-- BEGIN Records for the task --

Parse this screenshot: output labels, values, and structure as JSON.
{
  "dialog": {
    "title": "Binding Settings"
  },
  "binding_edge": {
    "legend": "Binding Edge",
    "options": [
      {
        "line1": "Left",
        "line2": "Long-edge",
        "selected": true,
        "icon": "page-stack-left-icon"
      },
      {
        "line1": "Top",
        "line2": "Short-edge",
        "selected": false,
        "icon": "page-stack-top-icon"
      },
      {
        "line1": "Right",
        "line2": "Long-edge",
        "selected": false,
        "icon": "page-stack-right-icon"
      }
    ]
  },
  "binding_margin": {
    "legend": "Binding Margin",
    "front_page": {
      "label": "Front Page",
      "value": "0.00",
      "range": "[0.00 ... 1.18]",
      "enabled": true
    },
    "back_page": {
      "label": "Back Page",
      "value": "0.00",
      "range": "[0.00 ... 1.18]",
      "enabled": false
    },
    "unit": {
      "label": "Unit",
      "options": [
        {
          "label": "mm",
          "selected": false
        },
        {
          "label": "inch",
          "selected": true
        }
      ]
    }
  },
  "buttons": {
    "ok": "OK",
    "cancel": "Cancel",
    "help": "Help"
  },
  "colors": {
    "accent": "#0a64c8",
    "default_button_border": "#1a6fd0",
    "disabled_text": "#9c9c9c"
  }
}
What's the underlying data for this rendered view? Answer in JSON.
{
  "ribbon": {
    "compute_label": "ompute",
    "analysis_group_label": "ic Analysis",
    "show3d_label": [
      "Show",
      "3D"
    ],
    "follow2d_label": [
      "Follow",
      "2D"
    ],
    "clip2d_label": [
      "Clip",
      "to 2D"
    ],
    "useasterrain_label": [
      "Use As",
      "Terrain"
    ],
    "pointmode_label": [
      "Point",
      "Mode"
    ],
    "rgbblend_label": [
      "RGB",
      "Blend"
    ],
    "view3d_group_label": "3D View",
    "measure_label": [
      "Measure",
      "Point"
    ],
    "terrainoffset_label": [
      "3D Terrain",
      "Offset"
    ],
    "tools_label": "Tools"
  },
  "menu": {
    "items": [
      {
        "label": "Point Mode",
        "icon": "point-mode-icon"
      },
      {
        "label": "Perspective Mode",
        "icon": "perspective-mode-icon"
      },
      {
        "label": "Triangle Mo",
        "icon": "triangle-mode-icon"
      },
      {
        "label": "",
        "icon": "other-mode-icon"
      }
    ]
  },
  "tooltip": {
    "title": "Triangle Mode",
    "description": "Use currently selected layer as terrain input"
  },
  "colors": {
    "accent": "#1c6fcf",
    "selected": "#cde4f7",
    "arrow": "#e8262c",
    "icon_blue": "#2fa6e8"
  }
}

-- END Records for the task --

▶ _Instruction_
Look through the records above and report how many lines hold the word "true", giving only the number.

▶ _Reply_
3